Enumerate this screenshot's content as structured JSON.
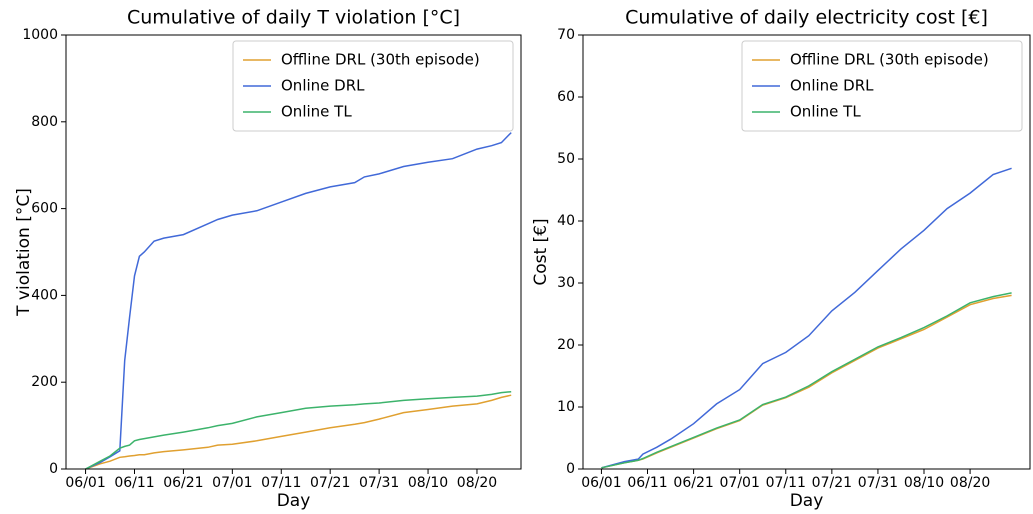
{
  "chart_data": [
    {
      "type": "line",
      "title": "Cumulative of daily T violation [°C]",
      "xlabel": "Day",
      "ylabel": "T violation [°C]",
      "x": [
        "06/01",
        "06/04",
        "06/06",
        "06/08",
        "06/09",
        "06/10",
        "06/11",
        "06/12",
        "06/13",
        "06/15",
        "06/17",
        "06/21",
        "06/26",
        "06/28",
        "07/01",
        "07/06",
        "07/11",
        "07/16",
        "07/21",
        "07/26",
        "07/28",
        "07/31",
        "08/05",
        "08/10",
        "08/15",
        "08/20",
        "08/23",
        "08/25",
        "08/27"
      ],
      "series": [
        {
          "name": "Offline DRL (30th episode)",
          "color": "#e0a030",
          "values": [
            0,
            12,
            18,
            27,
            28,
            30,
            31,
            33,
            33,
            37,
            40,
            44,
            50,
            55,
            57,
            65,
            75,
            85,
            95,
            103,
            107,
            115,
            130,
            137,
            145,
            150,
            158,
            165,
            170
          ]
        },
        {
          "name": "Online DRL",
          "color": "#4169d8",
          "values": [
            0,
            15,
            28,
            42,
            250,
            350,
            445,
            490,
            500,
            525,
            532,
            540,
            565,
            575,
            585,
            595,
            615,
            635,
            650,
            660,
            673,
            680,
            697,
            707,
            715,
            737,
            745,
            752,
            775
          ]
        },
        {
          "name": "Online TL",
          "color": "#3cb36b",
          "values": [
            0,
            18,
            30,
            48,
            52,
            55,
            65,
            68,
            70,
            74,
            78,
            85,
            95,
            100,
            105,
            120,
            130,
            140,
            145,
            148,
            150,
            152,
            158,
            162,
            165,
            168,
            172,
            176,
            178
          ]
        }
      ],
      "xlim": [
        "05/28",
        "08/29"
      ],
      "xticks": [
        "06/01",
        "06/11",
        "06/21",
        "07/01",
        "07/11",
        "07/21",
        "07/31",
        "08/10",
        "08/20"
      ],
      "ylim": [
        0,
        1000
      ],
      "yticks": [
        0,
        200,
        400,
        600,
        800,
        1000
      ],
      "legend": "upper right"
    },
    {
      "type": "line",
      "title": "Cumulative of daily electricity cost [€]",
      "xlabel": "Day",
      "ylabel": "Cost [€]",
      "x": [
        "06/01",
        "06/06",
        "06/09",
        "06/10",
        "06/13",
        "06/16",
        "06/21",
        "06/26",
        "07/01",
        "07/06",
        "07/11",
        "07/16",
        "07/21",
        "07/26",
        "07/31",
        "08/05",
        "08/10",
        "08/15",
        "08/20",
        "08/25",
        "08/29"
      ],
      "series": [
        {
          "name": "Offline DRL (30th episode)",
          "color": "#e0a030",
          "values": [
            0.2,
            1.0,
            1.4,
            1.6,
            2.6,
            3.5,
            5.0,
            6.5,
            7.8,
            10.3,
            11.5,
            13.2,
            15.5,
            17.5,
            19.5,
            21,
            22.5,
            24.5,
            26.5,
            27.5,
            28
          ]
        },
        {
          "name": "Online DRL",
          "color": "#4169d8",
          "values": [
            0.2,
            1.2,
            1.6,
            2.4,
            3.5,
            4.8,
            7.3,
            10.5,
            12.8,
            17,
            18.8,
            21.5,
            25.5,
            28.5,
            32,
            35.5,
            38.5,
            42,
            44.5,
            47.5,
            48.5
          ]
        },
        {
          "name": "Online TL",
          "color": "#3cb36b",
          "values": [
            0.2,
            1.0,
            1.4,
            1.7,
            2.7,
            3.6,
            5.1,
            6.6,
            7.9,
            10.4,
            11.6,
            13.4,
            15.7,
            17.7,
            19.7,
            21.2,
            22.8,
            24.7,
            26.8,
            27.8,
            28.4
          ]
        }
      ],
      "xlim": [
        "05/28",
        "09/02"
      ],
      "xticks": [
        "06/01",
        "06/11",
        "06/21",
        "07/01",
        "07/11",
        "07/21",
        "07/31",
        "08/10",
        "08/20"
      ],
      "ylim": [
        0,
        70
      ],
      "yticks": [
        0,
        10,
        20,
        30,
        40,
        50,
        60,
        70
      ],
      "legend": "upper right"
    }
  ]
}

§ **Given instruction**
Show every line from the listing above in which the string "daily" appears.

§ **Task result**
      "title": "Cumulative of daily T violation [°C]",
      "title": "Cumulative of daily electricity cost [€]",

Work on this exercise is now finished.